**Instructions to follow**
Return, word for word, every line that follows.

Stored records
• • • •

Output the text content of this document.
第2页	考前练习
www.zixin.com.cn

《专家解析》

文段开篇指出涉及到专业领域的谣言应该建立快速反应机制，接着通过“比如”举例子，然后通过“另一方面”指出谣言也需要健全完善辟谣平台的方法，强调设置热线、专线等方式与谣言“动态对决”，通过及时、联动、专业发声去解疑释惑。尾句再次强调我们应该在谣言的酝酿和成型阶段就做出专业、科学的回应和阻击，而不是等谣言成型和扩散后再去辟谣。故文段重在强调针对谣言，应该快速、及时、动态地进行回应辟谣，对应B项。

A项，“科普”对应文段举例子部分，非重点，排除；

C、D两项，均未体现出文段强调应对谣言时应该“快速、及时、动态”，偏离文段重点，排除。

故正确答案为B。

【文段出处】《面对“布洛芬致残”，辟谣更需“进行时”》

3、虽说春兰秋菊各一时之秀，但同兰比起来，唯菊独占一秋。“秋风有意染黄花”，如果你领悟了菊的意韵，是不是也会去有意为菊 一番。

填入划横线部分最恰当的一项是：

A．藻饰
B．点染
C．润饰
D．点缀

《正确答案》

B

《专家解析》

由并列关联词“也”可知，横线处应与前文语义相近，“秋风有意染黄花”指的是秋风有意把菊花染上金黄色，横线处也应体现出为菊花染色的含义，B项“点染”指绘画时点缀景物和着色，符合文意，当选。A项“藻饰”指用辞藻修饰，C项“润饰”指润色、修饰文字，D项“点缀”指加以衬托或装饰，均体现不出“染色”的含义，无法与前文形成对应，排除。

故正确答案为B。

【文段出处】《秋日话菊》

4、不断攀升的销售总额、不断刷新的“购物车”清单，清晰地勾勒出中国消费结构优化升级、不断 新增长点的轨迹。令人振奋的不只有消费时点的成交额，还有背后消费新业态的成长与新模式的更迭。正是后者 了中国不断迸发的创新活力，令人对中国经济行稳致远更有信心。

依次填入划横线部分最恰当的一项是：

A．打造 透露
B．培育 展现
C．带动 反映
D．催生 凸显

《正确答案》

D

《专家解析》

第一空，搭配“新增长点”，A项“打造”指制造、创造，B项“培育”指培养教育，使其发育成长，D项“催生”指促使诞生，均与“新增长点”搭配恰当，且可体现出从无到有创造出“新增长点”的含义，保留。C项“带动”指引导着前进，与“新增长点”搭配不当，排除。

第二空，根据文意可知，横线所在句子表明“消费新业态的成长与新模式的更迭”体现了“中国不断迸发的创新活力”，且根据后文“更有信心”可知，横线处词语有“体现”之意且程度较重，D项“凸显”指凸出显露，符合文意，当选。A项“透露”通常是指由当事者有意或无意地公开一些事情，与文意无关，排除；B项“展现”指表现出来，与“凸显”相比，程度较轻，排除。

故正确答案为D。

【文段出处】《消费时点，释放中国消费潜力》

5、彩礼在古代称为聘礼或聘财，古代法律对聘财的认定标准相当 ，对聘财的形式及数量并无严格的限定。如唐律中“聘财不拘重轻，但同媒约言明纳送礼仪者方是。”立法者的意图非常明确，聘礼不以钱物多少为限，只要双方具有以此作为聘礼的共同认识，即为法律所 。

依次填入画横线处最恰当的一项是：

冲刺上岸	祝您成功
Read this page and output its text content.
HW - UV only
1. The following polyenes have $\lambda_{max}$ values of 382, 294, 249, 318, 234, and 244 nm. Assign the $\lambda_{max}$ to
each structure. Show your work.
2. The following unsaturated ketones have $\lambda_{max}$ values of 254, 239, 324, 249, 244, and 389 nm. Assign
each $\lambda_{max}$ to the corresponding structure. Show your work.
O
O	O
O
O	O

• • • •

**Exercise output**
Output the text content of this document.
第2页	考前练习
www.zixin.com.cn

《专家解析》

文段开篇指出涉及到专业领域的谣言应该建立快速反应机制，接着通过“比如”举例子，然后通过“另一方面”指出谣言也需要健全完善辟谣平台的方法，强调设置热线、专线等方式与谣言“动态对决”，通过及时、联动、专业发声去解疑释惑。尾句再次强调我们应该在谣言的酝酿和成型阶段就做出专业、科学的回应和阻击，而不是等谣言成型和扩散后再去辟谣。故文段重在强调针对谣言，应该快速、及时、动态地进行回应辟谣，对应B项。

A项，“科普”对应文段举例子部分，非重点，排除；

C、D两项，均未体现出文段强调应对谣言时应该“快速、及时、动态”，偏离文段重点，排除。

故正确答案为B。

【文段出处】《面对“布洛芬致残”，辟谣更需“进行时”》

3、虽说春兰秋菊各一时之秀，但同兰比起来，唯菊独占一秋。“秋风有意染黄花”，如果你领悟了菊的意韵，是不是也会去有意为菊 一番。

填入划横线部分最恰当的一项是：

A．藻饰
B．点染
C．润饰
D．点缀

《正确答案》

B

《专家解析》

由并列关联词“也”可知，横线处应与前文语义相近，“秋风有意染黄花”指的是秋风有意把菊花染上金黄色，横线处也应体现出为菊花染色的含义，B项“点染”指绘画时点缀景物和着色，符合文意，当选。A项“藻饰”指用辞藻修饰，C项“润饰”指润色、修饰文字，D项“点缀”指加以衬托或装饰，均体现不出“染色”的含义，无法与前文形成对应，排除。

故正确答案为B。

【文段出处】《秋日话菊》

4、不断攀升的销售总额、不断刷新的“购物车”清单，清晰地勾勒出中国消费结构优化升级、不断 新增长点的轨迹。令人振奋的不只有消费时点的成交额，还有背后消费新业态的成长与新模式的更迭。正是后者 了中国不断迸发的创新活力，令人对中国经济行稳致远更有信心。

依次填入划横线部分最恰当的一项是：

A．打造 透露
B．培育 展现
C．带动 反映
D．催生 凸显

《正确答案》

D

《专家解析》

第一空，搭配“新增长点”，A项“打造”指制造、创造，B项“培育”指培养教育，使其发育成长，D项“催生”指促使诞生，均与“新增长点”搭配恰当，且可体现出从无到有创造出“新增长点”的含义，保留。C项“带动”指引导着前进，与“新增长点”搭配不当，排除。

第二空，根据文意可知，横线所在句子表明“消费新业态的成长与新模式的更迭”体现了“中国不断迸发的创新活力”，且根据后文“更有信心”可知，横线处词语有“体现”之意且程度较重，D项“凸显”指凸出显露，符合文意，当选。A项“透露”通常是指由当事者有意或无意地公开一些事情，与文意无关，排除；B项“展现”指表现出来，与“凸显”相比，程度较轻，排除。

故正确答案为D。

【文段出处】《消费时点，释放中国消费潜力》

5、彩礼在古代称为聘礼或聘财，古代法律对聘财的认定标准相当 ，对聘财的形式及数量并无严格的限定。如唐律中“聘财不拘重轻，但同媒约言明纳送礼仪者方是。”立法者的意图非常明确，聘礼不以钱物多少为限，只要双方具有以此作为聘礼的共同认识，即为法律所 。

依次填入画横线处最恰当的一项是：

冲刺上岸	祝您成功
Read this page and output its text content.
HW - UV only
1. The following polyenes have $\lambda_{max}$ values of 382, 294, 249, 318, 234, and 244 nm. Assign the $\lambda_{max}$ to
each structure. Show your work.
2. The following unsaturated ketones have $\lambda_{max}$ values of 254, 239, 324, 249, 244, and 389 nm. Assign
each $\lambda_{max}$ to the corresponding structure. Show your work.
O
O	O
O
O	O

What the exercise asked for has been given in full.